Data excerpts:
— begin —

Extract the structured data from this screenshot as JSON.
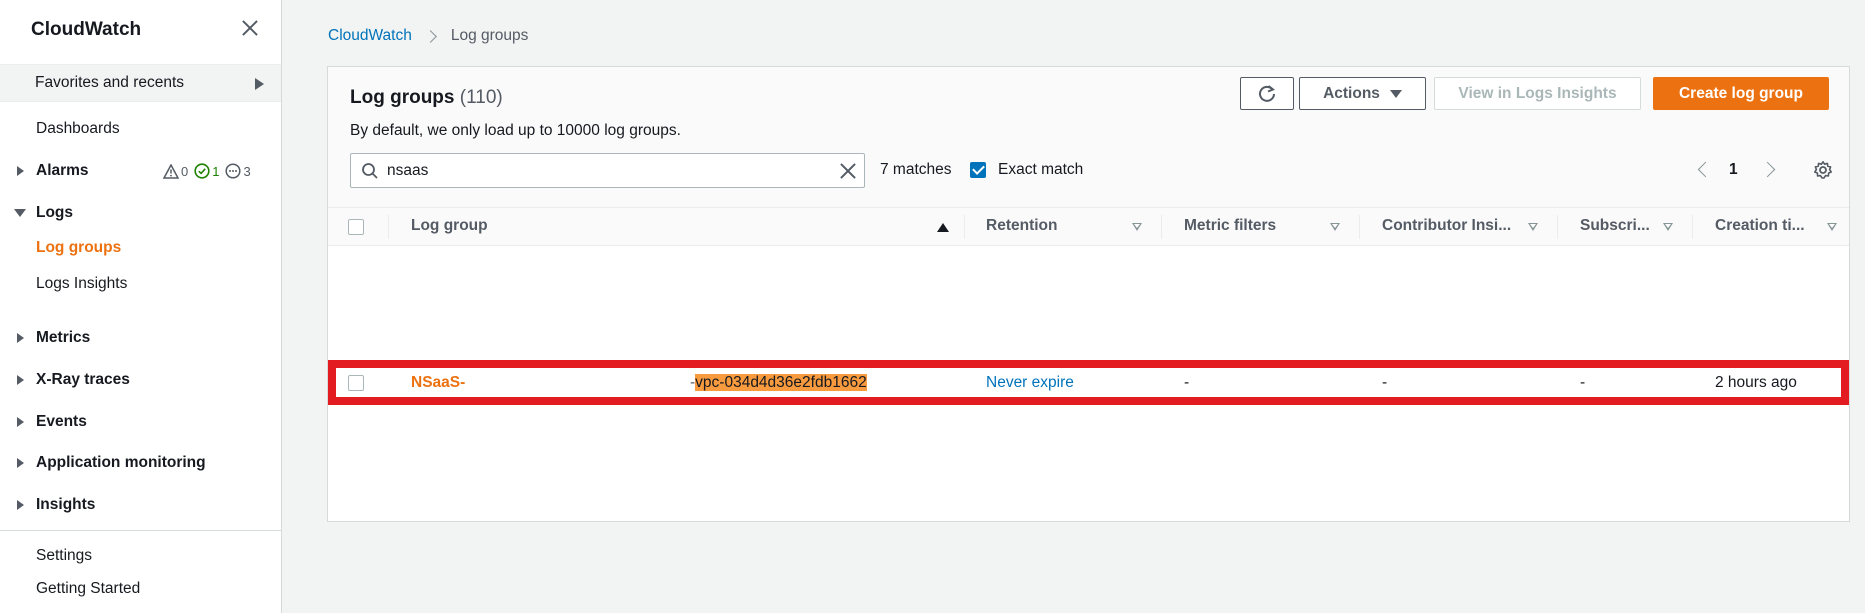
{
  "sidebar": {
    "title": "CloudWatch",
    "favorites_label": "Favorites and recents",
    "dashboards": "Dashboards",
    "alarms": "Alarms",
    "alarm_counts": {
      "alarm": "0",
      "ok": "1",
      "insufficient": "3"
    },
    "logs": "Logs",
    "log_groups": "Log groups",
    "logs_insights": "Logs Insights",
    "metrics": "Metrics",
    "xray": "X-Ray traces",
    "events": "Events",
    "app_monitoring": "Application monitoring",
    "insights": "Insights",
    "settings": "Settings",
    "getting_started": "Getting Started"
  },
  "breadcrumb": {
    "root": "CloudWatch",
    "current": "Log groups"
  },
  "panel": {
    "title": "Log groups",
    "count": "(110)",
    "description": "By default, we only load up to 10000 log groups.",
    "actions_label": "Actions",
    "view_insights_label": "View in Logs Insights",
    "create_label": "Create log group",
    "search_value": "nsaas",
    "matches": "7 matches",
    "exact_match_label": "Exact match",
    "page": "1"
  },
  "table": {
    "columns": [
      "Log group",
      "Retention",
      "Metric filters",
      "Contributor Insi...",
      "Subscri...",
      "Creation ti..."
    ],
    "rows": [
      {
        "log_group_prefix": "NSaaS-",
        "log_group_dash": "-",
        "log_group_highlight": "vpc-034d4d36e2fdb1662",
        "retention": "Never expire",
        "metric_filters": "-",
        "contributor_insights": "-",
        "subscriptions": "-",
        "creation_time": "2 hours ago"
      }
    ]
  },
  "colors": {
    "accent": "#ec7211",
    "link": "#0073bb",
    "highlight_border": "#e21c21",
    "match_highlight": "#f89a3e"
  }
}
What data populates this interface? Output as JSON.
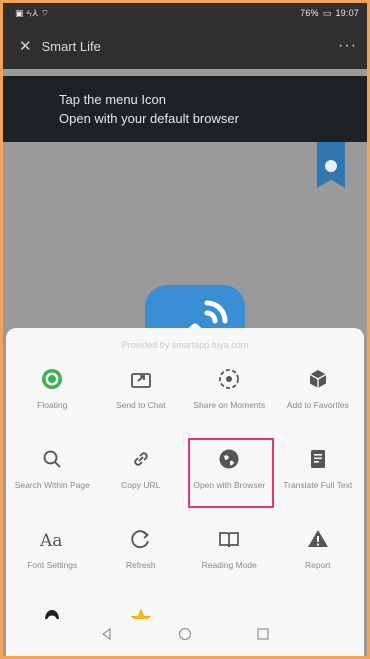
{
  "status_bar": {
    "left_text": "▣ ᵊᵣ⅄ ⌔",
    "battery": "76%",
    "time": "19:07"
  },
  "appbar": {
    "title": "Smart Life",
    "close_icon": "close-icon",
    "more_icon": "more-icon"
  },
  "banner": {
    "line1": "Tap the menu Icon",
    "line2": "Open with your default browser"
  },
  "sheet": {
    "provided_by": "Provided by smartapp.tuya.com",
    "items": [
      {
        "label": "Floating",
        "icon": "floating-icon"
      },
      {
        "label": "Send to Chat",
        "icon": "send-icon"
      },
      {
        "label": "Share on Moments",
        "icon": "moments-icon"
      },
      {
        "label": "Add to Favorites",
        "icon": "favorites-icon"
      },
      {
        "label": "Search Within Page",
        "icon": "search-icon"
      },
      {
        "label": "Copy URL",
        "icon": "link-icon"
      },
      {
        "label": "Open with Browser",
        "icon": "browser-icon"
      },
      {
        "label": "Translate Full Text",
        "icon": "translate-icon"
      },
      {
        "label": "Font Settings",
        "icon": "font-icon"
      },
      {
        "label": "Refresh",
        "icon": "refresh-icon"
      },
      {
        "label": "Reading Mode",
        "icon": "book-icon"
      },
      {
        "label": "Report",
        "icon": "warning-icon"
      },
      {
        "label": "",
        "icon": "qq-icon"
      },
      {
        "label": "",
        "icon": "star-icon"
      }
    ]
  },
  "colors": {
    "accent_green": "#3bb34a",
    "highlight": "#e2357a",
    "ribbon_blue": "#2f77b0"
  }
}
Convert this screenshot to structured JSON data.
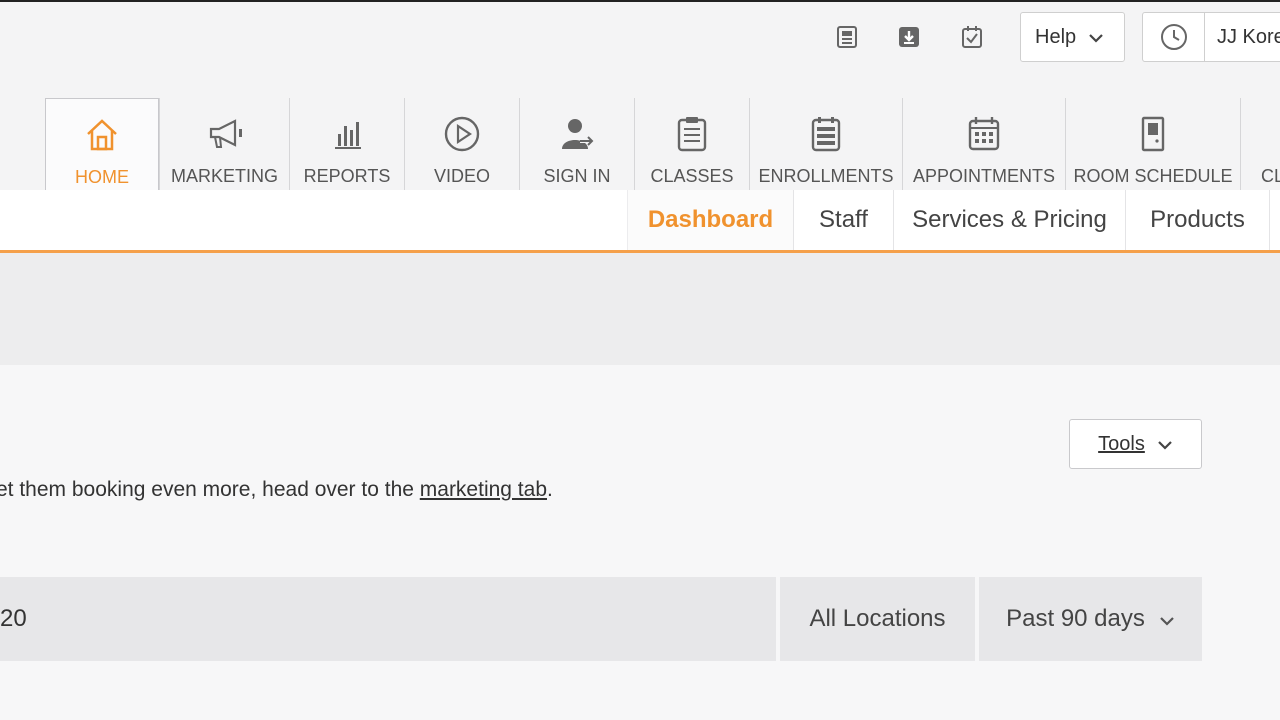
{
  "header": {
    "icons": [
      "news-icon",
      "download-icon",
      "checklist-icon"
    ],
    "help_label": "Help",
    "user_name": "JJ Kore"
  },
  "nav": {
    "tabs": [
      {
        "label": "HOME",
        "icon": "home-icon",
        "active": true
      },
      {
        "label": "MARKETING",
        "icon": "megaphone-icon",
        "active": false
      },
      {
        "label": "REPORTS",
        "icon": "bar-chart-icon",
        "active": false
      },
      {
        "label": "VIDEO",
        "icon": "play-icon",
        "active": false
      },
      {
        "label": "SIGN IN",
        "icon": "user-signin-icon",
        "active": false
      },
      {
        "label": "CLASSES",
        "icon": "list-icon",
        "active": false
      },
      {
        "label": "ENROLLMENTS",
        "icon": "enrollment-icon",
        "active": false
      },
      {
        "label": "APPOINTMENTS",
        "icon": "calendar-icon",
        "active": false
      },
      {
        "label": "ROOM SCHEDULE",
        "icon": "door-icon",
        "active": false
      },
      {
        "label": "CL",
        "icon": "clients-icon",
        "active": false
      }
    ],
    "accent_color": "#f0922e"
  },
  "subnav": {
    "tabs": [
      {
        "label": "Dashboard",
        "active": true
      },
      {
        "label": "Staff",
        "active": false
      },
      {
        "label": "Services & Pricing",
        "active": false
      },
      {
        "label": "Products",
        "active": false
      }
    ]
  },
  "main": {
    "tools_label": "Tools",
    "info_prefix": "et them booking even more, head over to the ",
    "info_link": "marketing tab",
    "info_suffix": "."
  },
  "filters": {
    "main_text": "20",
    "location": "All Locations",
    "range": "Past 90 days"
  }
}
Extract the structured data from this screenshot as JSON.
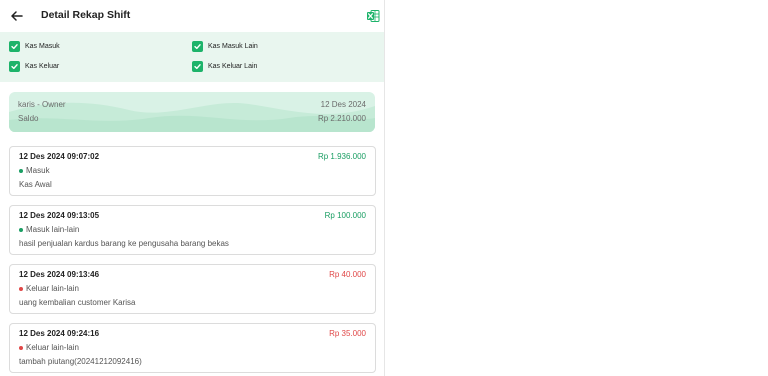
{
  "header": {
    "title": "Detail Rekap Shift",
    "back_icon": "arrow-left-icon",
    "export_icon": "excel-icon"
  },
  "filters": [
    {
      "label": "Kas Masuk",
      "checked": true
    },
    {
      "label": "Kas Masuk Lain",
      "checked": true
    },
    {
      "label": "Kas Keluar",
      "checked": true
    },
    {
      "label": "Kas Keluar Lain",
      "checked": true
    }
  ],
  "summary": {
    "user": "karis - Owner",
    "date": "12 Des 2024",
    "saldo_label": "Saldo",
    "saldo_value": "Rp 2.210.000"
  },
  "transactions": [
    {
      "datetime": "12 Des 2024 09:07:02",
      "amount": "Rp 1.936.000",
      "type": "Masuk",
      "note": "Kas Awal",
      "direction": "in"
    },
    {
      "datetime": "12 Des 2024 09:13:05",
      "amount": "Rp 100.000",
      "type": "Masuk lain-lain",
      "note": "hasil penjualan kardus barang ke pengusaha barang bekas",
      "direction": "in"
    },
    {
      "datetime": "12 Des 2024 09:13:46",
      "amount": "Rp 40.000",
      "type": "Keluar lain-lain",
      "note": "uang kembalian customer Karisa",
      "direction": "out"
    },
    {
      "datetime": "12 Des 2024 09:24:16",
      "amount": "Rp 35.000",
      "type": "Keluar lain-lain",
      "note": "tambah piutang(20241212092416)",
      "direction": "out"
    }
  ],
  "colors": {
    "accent": "#1db36a",
    "income": "#1a9e63",
    "expense": "#e04848",
    "filter_bg": "#e9f6ef",
    "summary_bg": "#d9f2e6"
  }
}
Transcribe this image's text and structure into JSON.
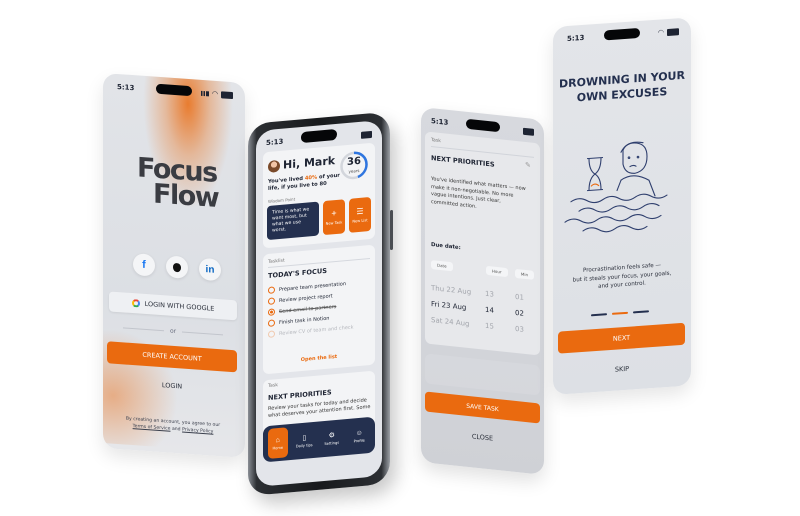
{
  "colors": {
    "accent": "#ea6a0f",
    "navy": "#24304f",
    "screen_bg": "#dfe1e6"
  },
  "phone1": {
    "time": "5:13",
    "logo_line1": "Focus",
    "logo_line2": "Flow",
    "social": [
      "f",
      "",
      "in"
    ],
    "google_label": "LOGIN WITH GOOGLE",
    "or_label": "or",
    "create_label": "CREATE ACCOUNT",
    "login_label": "LOGIN",
    "terms_pre": "By creating an account, you agree to our",
    "terms_link": "Terms of Service",
    "terms_and": "and",
    "privacy_link": "Privacy Policy"
  },
  "phone2": {
    "time": "5:13",
    "greeting": "Hi, Mark",
    "lived_pre": "You've lived ",
    "lived_pct": "40%",
    "lived_post": " of your life, if you live to 80",
    "years_value": "36",
    "years_unit": "years",
    "fact_label": "Wisdom Point",
    "quote": "Time is what we want most, but what we use worst.",
    "new_task": "New Task",
    "new_list": "New List",
    "tasklist_label": "Tasklist",
    "focus_title": "TODAY'S FOCUS",
    "tasks": [
      {
        "label": "Prepare team presentation",
        "state": "open"
      },
      {
        "label": "Review project report",
        "state": "open"
      },
      {
        "label": "Send email to partners",
        "state": "done"
      },
      {
        "label": "Finish task in Notion",
        "state": "open"
      },
      {
        "label": "Review CV of team and check",
        "state": "faded"
      }
    ],
    "open_list": "Open the list",
    "task_label": "Task",
    "next_title": "NEXT PRIORITIES",
    "next_text": "Review your tasks for today and decide what deserves your attention first. Some",
    "nav": [
      {
        "label": "Home",
        "icon": "home-icon",
        "active": true
      },
      {
        "label": "Daily tips",
        "icon": "book-icon",
        "active": false
      },
      {
        "label": "Settings",
        "icon": "gear-icon",
        "active": false
      },
      {
        "label": "Profile",
        "icon": "person-icon",
        "active": false
      }
    ]
  },
  "phone3": {
    "time": "5:13",
    "task_label": "Task",
    "title": "NEXT PRIORITIES",
    "body": "You've identified what matters — now make it non-negotiable. No more vague intentions. Just clear, committed action.",
    "due_label": "Due date:",
    "col_date": "Date",
    "col_hour": "Hour",
    "col_min": "Min",
    "rows": [
      {
        "date": "Thu 22 Aug",
        "hour": "13",
        "min": "01"
      },
      {
        "date": "Fri 23 Aug",
        "hour": "14",
        "min": "02"
      },
      {
        "date": "Sat 24 Aug",
        "hour": "15",
        "min": "03"
      }
    ],
    "save_label": "SAVE TASK",
    "close_label": "CLOSE"
  },
  "phone4": {
    "time": "5:13",
    "headline1": "DROWNING IN YOUR",
    "headline2": "OWN EXCUSES",
    "body1": "Procrastination feels safe —",
    "body2": "but it steals your focus, your goals,",
    "body3": "and your control.",
    "next_label": "NEXT",
    "skip_label": "SKIP"
  }
}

— end —

Pick out, from the lines above, every one that contains the string "JSON".

Extract the structured data from this screenshot as JSON.
What data populates this interface? Output as JSON.
Convert this screenshot to structured JSON data.
Extract the structured data from this screenshot as JSON.
Transcribe this image's text and structure into JSON.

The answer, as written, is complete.